___ DATA SUPPLIED
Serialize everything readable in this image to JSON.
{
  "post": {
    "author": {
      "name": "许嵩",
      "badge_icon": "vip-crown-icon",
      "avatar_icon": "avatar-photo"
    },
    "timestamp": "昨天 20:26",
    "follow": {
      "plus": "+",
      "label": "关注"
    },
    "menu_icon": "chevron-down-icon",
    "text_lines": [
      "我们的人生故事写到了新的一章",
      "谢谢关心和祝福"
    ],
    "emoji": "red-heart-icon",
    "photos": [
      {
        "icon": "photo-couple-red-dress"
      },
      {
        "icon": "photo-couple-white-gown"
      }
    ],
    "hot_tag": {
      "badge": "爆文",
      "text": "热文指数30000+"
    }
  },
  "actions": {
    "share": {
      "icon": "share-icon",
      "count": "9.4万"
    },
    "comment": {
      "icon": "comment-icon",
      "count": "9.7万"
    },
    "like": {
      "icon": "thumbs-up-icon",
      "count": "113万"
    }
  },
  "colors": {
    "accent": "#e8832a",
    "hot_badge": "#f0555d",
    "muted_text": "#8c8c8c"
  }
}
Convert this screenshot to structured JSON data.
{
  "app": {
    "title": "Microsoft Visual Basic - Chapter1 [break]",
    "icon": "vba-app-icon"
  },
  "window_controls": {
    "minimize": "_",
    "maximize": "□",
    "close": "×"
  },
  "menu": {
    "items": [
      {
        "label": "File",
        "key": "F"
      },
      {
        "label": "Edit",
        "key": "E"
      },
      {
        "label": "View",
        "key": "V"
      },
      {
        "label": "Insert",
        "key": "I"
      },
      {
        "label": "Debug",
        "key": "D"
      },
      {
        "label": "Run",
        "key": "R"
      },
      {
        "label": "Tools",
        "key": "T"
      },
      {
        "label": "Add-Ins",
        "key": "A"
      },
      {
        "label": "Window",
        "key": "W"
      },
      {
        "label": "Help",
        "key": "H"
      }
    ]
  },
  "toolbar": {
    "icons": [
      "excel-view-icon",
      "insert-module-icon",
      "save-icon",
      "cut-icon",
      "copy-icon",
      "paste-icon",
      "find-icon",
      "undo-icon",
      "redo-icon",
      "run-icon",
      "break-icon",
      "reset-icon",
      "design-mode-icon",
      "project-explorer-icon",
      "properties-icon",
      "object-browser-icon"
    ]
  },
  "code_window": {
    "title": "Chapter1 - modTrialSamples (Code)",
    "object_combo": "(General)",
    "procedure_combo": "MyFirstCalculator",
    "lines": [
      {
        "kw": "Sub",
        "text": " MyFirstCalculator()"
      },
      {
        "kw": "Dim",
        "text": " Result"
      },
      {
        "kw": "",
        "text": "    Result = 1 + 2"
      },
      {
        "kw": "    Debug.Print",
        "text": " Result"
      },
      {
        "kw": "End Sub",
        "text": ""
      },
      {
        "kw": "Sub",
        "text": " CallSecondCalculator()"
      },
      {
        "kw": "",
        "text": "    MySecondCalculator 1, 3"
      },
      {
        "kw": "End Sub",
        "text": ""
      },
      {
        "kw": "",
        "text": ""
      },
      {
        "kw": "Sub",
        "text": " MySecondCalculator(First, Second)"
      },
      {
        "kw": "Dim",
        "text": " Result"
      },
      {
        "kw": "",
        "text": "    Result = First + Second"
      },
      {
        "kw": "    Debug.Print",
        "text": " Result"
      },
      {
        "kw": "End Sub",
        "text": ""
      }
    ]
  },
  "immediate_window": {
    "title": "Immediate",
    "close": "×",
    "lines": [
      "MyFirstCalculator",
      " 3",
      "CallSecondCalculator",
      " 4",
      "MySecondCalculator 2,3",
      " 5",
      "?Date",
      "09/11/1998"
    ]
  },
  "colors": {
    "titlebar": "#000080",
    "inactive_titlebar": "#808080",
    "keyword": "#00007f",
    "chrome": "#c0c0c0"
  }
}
______
**BRIEF**
Reproduce every record above exactly as it appears.

**FULL ANSWER**
Serialize everything readable in this image to JSON.
{
  "post": {
    "author": {
      "name": "许嵩",
      "badge_icon": "vip-crown-icon",
      "avatar_icon": "avatar-photo"
    },
    "timestamp": "昨天 20:26",
    "follow": {
      "plus": "+",
      "label": "关注"
    },
    "menu_icon": "chevron-down-icon",
    "text_lines": [
      "我们的人生故事写到了新的一章",
      "谢谢关心和祝福"
    ],
    "emoji": "red-heart-icon",
    "photos": [
      {
        "icon": "photo-couple-red-dress"
      },
      {
        "icon": "photo-couple-white-gown"
      }
    ],
    "hot_tag": {
      "badge": "爆文",
      "text": "热文指数30000+"
    }
  },
  "actions": {
    "share": {
      "icon": "share-icon",
      "count": "9.4万"
    },
    "comment": {
      "icon": "comment-icon",
      "count": "9.7万"
    },
    "like": {
      "icon": "thumbs-up-icon",
      "count": "113万"
    }
  },
  "colors": {
    "accent": "#e8832a",
    "hot_badge": "#f0555d",
    "muted_text": "#8c8c8c"
  }
}
Convert this screenshot to structured JSON data.
{
  "app": {
    "title": "Microsoft Visual Basic - Chapter1 [break]",
    "icon": "vba-app-icon"
  },
  "window_controls": {
    "minimize": "_",
    "maximize": "□",
    "close": "×"
  },
  "menu": {
    "items": [
      {
        "label": "File",
        "key": "F"
      },
      {
        "label": "Edit",
        "key": "E"
      },
      {
        "label": "View",
        "key": "V"
      },
      {
        "label": "Insert",
        "key": "I"
      },
      {
        "label": "Debug",
        "key": "D"
      },
      {
        "label": "Run",
        "key": "R"
      },
      {
        "label": "Tools",
        "key": "T"
      },
      {
        "label": "Add-Ins",
        "key": "A"
      },
      {
        "label": "Window",
        "key": "W"
      },
      {
        "label": "Help",
        "key": "H"
      }
    ]
  },
  "toolbar": {
    "icons": [
      "excel-view-icon",
      "insert-module-icon",
      "save-icon",
      "cut-icon",
      "copy-icon",
      "paste-icon",
      "find-icon",
      "undo-icon",
      "redo-icon",
      "run-icon",
      "break-icon",
      "reset-icon",
      "design-mode-icon",
      "project-explorer-icon",
      "properties-icon",
      "object-browser-icon"
    ]
  },
  "code_window": {
    "title": "Chapter1 - modTrialSamples (Code)",
    "object_combo": "(General)",
    "procedure_combo": "MyFirstCalculator",
    "lines": [
      {
        "kw": "Sub",
        "text": " MyFirstCalculator()"
      },
      {
        "kw": "Dim",
        "text": " Result"
      },
      {
        "kw": "",
        "text": "    Result = 1 + 2"
      },
      {
        "kw": "    Debug.Print",
        "text": " Result"
      },
      {
        "kw": "End Sub",
        "text": ""
      },
      {
        "kw": "Sub",
        "text": " CallSecondCalculator()"
      },
      {
        "kw": "",
        "text": "    MySecondCalculator 1, 3"
      },
      {
        "kw": "End Sub",
        "text": ""
      },
      {
        "kw": "",
        "text": ""
      },
      {
        "kw": "Sub",
        "text": " MySecondCalculator(First, Second)"
      },
      {
        "kw": "Dim",
        "text": " Result"
      },
      {
        "kw": "",
        "text": "    Result = First + Second"
      },
      {
        "kw": "    Debug.Print",
        "text": " Result"
      },
      {
        "kw": "End Sub",
        "text": ""
      }
    ]
  },
  "immediate_window": {
    "title": "Immediate",
    "close": "×",
    "lines": [
      "MyFirstCalculator",
      " 3",
      "CallSecondCalculator",
      " 4",
      "MySecondCalculator 2,3",
      " 5",
      "?Date",
      "09/11/1998"
    ]
  },
  "colors": {
    "titlebar": "#000080",
    "inactive_titlebar": "#808080",
    "keyword": "#00007f",
    "chrome": "#c0c0c0"
  }
}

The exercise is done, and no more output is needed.